● WORK REQUEST 1:
Can you reproduce the text about sleeping sickness between "Sleeping sickness is" and "flies from breeding.", inclusive?
● WORK REQUEST 2:
Could you continue the text about sleeping sickness, picking up after its last sentence?

● GIVEN TEXT:
----------
Target: Steven Peck, Associate Professor, Brigham Young University
Goal: Thank Steven Peck for creating computer models that will help to eliminate sleeping sickness
In July of 2000 the African Heads of State and Government decided to create The Pan African Tsetse and Trypanosomiasis Eradication Campaign (PATTEC) to annihilate tsetse flies, a type of fly that can cause sleeping sickness in humans.
Sleeping sickness is a horrible disease, causing fevers, itchiness, joint pain, poor coordination, and a myriad of other ghastly symptoms. The disease causes around 9,000 deaths per year.
However, according to Pacific Standard, a team of researchers led by biomathemetician Steven Peck is using geographic information systems (GIS) mapping and other computer modeling technologies to pinpoint the exact locations of the tsetse flies.
Their research allowed them to recreate the environment of the tsetse fly well enough to discover that within a 120,000 acre range of where the tsetse fly could potentially inhabit, the fly actually can only realistically exist within 2o,000 acres of that space. Using the model in reality allowed PATTEC to either trap the flies or release sterilized male flies into the zones as to block remaining flies from breeding.
----------
● DATA LISTING:
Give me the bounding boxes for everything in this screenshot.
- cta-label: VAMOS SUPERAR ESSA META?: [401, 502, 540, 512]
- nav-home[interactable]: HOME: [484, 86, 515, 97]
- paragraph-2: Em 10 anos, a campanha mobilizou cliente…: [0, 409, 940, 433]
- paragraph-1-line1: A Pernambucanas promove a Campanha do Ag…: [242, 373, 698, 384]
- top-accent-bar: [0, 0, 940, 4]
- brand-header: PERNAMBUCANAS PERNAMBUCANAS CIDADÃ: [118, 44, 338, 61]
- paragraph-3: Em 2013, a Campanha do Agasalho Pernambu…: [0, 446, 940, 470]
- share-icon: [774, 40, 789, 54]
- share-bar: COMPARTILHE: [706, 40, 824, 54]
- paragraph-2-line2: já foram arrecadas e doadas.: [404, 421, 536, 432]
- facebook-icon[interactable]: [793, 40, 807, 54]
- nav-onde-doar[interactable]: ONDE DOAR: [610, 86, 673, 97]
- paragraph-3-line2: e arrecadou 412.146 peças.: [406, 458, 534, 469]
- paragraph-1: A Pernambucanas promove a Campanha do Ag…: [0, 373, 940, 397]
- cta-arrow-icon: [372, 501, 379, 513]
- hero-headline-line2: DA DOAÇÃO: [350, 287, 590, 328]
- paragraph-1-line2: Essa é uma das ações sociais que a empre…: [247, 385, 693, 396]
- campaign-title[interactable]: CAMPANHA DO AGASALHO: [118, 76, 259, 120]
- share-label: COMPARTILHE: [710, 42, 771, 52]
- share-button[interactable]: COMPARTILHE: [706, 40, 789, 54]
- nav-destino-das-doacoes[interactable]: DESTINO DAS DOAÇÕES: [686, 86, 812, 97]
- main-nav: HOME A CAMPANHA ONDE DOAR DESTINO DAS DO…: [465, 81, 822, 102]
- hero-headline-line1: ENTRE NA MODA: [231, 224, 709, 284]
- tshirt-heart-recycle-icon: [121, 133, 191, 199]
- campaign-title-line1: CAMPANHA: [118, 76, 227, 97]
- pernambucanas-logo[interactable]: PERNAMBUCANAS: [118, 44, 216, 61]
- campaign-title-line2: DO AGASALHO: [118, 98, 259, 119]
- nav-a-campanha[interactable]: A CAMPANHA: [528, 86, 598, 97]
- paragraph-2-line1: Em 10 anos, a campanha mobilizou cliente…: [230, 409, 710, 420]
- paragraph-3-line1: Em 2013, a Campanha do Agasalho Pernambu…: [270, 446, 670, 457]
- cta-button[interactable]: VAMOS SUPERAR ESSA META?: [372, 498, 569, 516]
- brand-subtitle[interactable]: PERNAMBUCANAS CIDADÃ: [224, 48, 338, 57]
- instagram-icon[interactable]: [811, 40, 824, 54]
----------
● TASK OUTPUT 1:
Sleeping sickness is a horrible disease, causing fevers, itchiness, joint pain, poor coordination, and a myriad of other ghastly symptoms. The disease causes around 9,000 deaths per year.
However, according to Pacific Standard, a team of researchers led by biomathemetician Steven Peck is using geographic information systems (GIS) mapping and other computer modeling technologies to pinpoint the exact locations of the tsetse flies.
Their research allowed them to recreate the environment of the tsetse fly well enough to discover that within a 120,000 acre range of where the tsetse fly could potentially inhabit, the fly actually can only realistically exist within 2o,000 acres of that space. Using the model in reality allowed PATTEC to either trap the flies or release sterilized male flies into the zones as to block remaining flies from breeding.

● TASK OUTPUT 2:
Disease is a huge threat to the human race. As more and more people enter the earth every second of every day, the risk of a threatening pandemic becomes ever the more likely. Although sleeping sickness has not yet become a pandemic, testing out this technology on the tsetse fly could provide other researchers with the tools to wipe out other parasitic diseases. Help us thank Peck and his team for their impressive use of technology.
Dear Mr. Peck,
This letter is being written to acknowledge you and your team for the remarkable work you all have done. Through your clever use of computer modeling and GIS mapping, The Pan African Tsetse and Trypanosomiasis Eradication Campaign (PATTEC) can come closer to their goal of expunging tsetse flies and sleeping sickness from the African countries that suffer from it.
As more people enter the world and more diseases enter with them, so does the likelihood of a pandemic. Although specific to sleeping sickness, a so far non-threatening disease when compared to AIDS or other illnesses, your clever use of this technology could be adapted to attack other parasitic diseases and beyond.
Thank you for your strong effort.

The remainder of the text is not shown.